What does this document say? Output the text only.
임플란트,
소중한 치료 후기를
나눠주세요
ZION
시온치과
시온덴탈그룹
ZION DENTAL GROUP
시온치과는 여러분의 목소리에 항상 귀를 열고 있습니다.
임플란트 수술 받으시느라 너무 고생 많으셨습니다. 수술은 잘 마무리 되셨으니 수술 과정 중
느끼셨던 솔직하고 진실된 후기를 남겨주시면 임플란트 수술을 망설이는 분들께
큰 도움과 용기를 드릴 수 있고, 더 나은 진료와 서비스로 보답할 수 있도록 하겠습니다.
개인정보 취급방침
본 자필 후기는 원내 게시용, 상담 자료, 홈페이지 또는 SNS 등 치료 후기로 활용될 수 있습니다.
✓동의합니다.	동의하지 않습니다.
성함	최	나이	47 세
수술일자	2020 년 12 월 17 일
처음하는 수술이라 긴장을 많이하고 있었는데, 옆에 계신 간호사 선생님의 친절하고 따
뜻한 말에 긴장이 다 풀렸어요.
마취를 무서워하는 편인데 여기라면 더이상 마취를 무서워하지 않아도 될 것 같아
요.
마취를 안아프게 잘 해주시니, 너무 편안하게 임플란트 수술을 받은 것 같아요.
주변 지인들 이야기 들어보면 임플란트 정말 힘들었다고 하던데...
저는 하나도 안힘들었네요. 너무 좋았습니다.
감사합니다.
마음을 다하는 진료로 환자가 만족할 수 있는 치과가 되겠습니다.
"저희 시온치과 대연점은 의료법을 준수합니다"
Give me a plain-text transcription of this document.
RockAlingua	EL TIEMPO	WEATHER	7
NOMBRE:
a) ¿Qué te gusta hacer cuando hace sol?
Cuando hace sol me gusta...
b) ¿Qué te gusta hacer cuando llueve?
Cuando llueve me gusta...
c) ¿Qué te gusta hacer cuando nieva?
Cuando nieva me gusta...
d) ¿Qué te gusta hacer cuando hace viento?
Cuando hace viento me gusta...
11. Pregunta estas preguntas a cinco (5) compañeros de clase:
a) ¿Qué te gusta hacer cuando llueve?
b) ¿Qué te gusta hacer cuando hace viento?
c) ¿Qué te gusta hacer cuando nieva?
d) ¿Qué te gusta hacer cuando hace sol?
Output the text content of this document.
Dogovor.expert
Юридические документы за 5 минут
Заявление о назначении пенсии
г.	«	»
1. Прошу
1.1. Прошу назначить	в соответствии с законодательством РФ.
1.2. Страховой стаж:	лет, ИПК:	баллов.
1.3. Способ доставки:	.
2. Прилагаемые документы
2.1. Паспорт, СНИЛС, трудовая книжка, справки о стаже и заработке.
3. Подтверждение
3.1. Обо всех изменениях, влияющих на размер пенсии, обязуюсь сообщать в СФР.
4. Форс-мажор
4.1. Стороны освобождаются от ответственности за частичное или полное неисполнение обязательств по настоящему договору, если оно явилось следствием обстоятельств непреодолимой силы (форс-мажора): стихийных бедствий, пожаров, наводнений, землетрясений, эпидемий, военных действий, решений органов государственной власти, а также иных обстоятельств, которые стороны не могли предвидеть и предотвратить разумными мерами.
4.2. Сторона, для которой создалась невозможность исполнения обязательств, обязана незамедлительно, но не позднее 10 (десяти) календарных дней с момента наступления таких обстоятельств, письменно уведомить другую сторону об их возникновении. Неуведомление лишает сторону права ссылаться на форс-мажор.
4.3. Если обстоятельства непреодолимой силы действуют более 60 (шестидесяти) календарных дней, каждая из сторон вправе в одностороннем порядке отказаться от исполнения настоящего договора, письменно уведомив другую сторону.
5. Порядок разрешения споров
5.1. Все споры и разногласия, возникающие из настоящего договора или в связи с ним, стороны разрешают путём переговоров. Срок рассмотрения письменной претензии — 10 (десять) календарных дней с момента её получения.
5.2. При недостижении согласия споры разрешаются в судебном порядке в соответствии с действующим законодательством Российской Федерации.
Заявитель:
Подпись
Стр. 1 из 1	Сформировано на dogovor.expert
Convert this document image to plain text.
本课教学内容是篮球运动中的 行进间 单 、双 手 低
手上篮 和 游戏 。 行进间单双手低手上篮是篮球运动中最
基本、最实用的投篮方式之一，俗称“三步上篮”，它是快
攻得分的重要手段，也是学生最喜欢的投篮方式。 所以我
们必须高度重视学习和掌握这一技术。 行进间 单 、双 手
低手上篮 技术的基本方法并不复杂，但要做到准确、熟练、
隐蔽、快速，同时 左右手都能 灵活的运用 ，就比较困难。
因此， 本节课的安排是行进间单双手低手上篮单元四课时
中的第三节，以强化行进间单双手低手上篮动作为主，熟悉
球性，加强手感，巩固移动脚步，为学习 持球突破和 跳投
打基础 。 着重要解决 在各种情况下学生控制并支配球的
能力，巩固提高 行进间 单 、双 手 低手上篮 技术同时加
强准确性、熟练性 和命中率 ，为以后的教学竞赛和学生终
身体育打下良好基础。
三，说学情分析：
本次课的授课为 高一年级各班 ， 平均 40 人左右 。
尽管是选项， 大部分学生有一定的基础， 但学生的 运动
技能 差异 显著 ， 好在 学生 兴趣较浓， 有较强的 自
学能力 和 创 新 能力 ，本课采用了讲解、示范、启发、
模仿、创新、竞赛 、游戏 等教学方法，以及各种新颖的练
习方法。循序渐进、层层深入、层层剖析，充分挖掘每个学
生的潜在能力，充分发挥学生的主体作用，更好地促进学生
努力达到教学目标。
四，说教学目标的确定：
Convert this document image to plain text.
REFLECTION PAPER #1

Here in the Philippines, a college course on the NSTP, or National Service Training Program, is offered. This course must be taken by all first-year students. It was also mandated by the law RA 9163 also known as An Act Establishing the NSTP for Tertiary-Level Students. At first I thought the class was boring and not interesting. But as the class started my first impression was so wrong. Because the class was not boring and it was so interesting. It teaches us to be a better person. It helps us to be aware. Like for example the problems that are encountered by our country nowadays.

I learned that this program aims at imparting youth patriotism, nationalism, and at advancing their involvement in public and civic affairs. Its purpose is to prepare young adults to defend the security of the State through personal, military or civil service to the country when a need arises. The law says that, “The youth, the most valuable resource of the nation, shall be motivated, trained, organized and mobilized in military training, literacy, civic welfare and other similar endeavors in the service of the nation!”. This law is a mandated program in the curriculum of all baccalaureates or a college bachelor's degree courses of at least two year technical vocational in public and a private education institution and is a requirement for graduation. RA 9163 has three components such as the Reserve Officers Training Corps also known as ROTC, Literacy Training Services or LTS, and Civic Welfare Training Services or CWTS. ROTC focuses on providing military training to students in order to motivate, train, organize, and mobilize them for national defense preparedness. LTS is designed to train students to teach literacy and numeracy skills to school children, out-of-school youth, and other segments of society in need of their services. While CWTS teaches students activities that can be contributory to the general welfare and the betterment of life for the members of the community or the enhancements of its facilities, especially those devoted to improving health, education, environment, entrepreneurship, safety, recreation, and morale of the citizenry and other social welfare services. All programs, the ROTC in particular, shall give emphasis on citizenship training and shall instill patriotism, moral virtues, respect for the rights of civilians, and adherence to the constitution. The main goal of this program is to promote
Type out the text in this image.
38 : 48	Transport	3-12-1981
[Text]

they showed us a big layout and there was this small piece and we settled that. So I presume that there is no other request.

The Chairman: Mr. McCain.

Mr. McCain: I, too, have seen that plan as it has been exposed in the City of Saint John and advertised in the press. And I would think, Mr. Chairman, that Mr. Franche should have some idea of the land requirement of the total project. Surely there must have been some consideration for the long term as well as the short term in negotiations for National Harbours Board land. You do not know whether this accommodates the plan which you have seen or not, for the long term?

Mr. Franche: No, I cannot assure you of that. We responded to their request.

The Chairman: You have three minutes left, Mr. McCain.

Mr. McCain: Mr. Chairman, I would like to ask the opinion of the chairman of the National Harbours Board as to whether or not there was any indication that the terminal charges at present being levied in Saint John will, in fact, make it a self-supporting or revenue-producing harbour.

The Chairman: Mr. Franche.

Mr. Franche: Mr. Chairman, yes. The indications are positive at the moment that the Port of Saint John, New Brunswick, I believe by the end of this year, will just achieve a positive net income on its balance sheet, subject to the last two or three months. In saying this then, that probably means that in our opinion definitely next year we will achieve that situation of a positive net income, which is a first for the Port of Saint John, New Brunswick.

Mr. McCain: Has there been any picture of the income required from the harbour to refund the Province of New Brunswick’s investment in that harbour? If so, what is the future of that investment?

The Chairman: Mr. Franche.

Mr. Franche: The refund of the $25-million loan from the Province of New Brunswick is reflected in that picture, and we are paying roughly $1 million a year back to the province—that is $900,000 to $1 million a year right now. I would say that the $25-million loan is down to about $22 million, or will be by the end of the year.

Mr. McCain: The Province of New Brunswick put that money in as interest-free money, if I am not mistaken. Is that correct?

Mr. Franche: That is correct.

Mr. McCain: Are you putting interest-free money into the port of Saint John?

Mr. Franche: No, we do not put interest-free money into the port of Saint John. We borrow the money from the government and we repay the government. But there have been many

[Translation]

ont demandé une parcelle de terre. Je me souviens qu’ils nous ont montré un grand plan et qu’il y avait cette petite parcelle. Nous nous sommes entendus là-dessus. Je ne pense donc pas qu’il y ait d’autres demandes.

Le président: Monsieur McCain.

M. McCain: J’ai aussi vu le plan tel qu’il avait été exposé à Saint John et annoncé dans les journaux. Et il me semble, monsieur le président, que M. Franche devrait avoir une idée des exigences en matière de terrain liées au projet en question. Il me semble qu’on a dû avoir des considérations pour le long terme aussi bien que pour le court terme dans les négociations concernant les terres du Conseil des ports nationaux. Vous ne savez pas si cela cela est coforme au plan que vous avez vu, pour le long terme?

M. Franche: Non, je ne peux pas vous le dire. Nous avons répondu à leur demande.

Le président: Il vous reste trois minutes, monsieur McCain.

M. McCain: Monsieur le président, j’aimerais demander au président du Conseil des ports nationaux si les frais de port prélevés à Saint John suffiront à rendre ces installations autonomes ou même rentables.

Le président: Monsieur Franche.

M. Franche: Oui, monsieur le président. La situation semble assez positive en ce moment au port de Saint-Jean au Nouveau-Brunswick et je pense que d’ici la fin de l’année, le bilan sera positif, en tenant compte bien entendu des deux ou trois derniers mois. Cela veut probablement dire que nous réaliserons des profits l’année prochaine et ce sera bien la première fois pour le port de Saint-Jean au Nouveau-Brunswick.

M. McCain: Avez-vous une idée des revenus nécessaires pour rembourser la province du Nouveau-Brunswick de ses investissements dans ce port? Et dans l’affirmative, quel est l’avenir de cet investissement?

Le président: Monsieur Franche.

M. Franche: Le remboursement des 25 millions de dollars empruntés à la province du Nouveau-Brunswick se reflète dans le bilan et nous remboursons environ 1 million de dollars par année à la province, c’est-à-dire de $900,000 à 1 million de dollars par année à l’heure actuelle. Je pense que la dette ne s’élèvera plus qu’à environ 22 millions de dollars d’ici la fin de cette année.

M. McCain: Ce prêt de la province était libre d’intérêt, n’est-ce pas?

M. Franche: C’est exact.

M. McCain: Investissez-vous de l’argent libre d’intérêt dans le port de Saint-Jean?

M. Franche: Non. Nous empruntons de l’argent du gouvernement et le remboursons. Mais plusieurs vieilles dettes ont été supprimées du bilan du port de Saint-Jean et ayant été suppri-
····················
* [DESCRIPTION OF THE TASK]: Search the records above for "into". Copy each line where it is found.

* [OUTPUT]:
Mr. McCain: Are you putting interest-free money into the port of Saint John?
Mr. Franche: No, we do not put interest-free money into the port of Saint John. We borrow the money from the government and we repay the government. But there have been many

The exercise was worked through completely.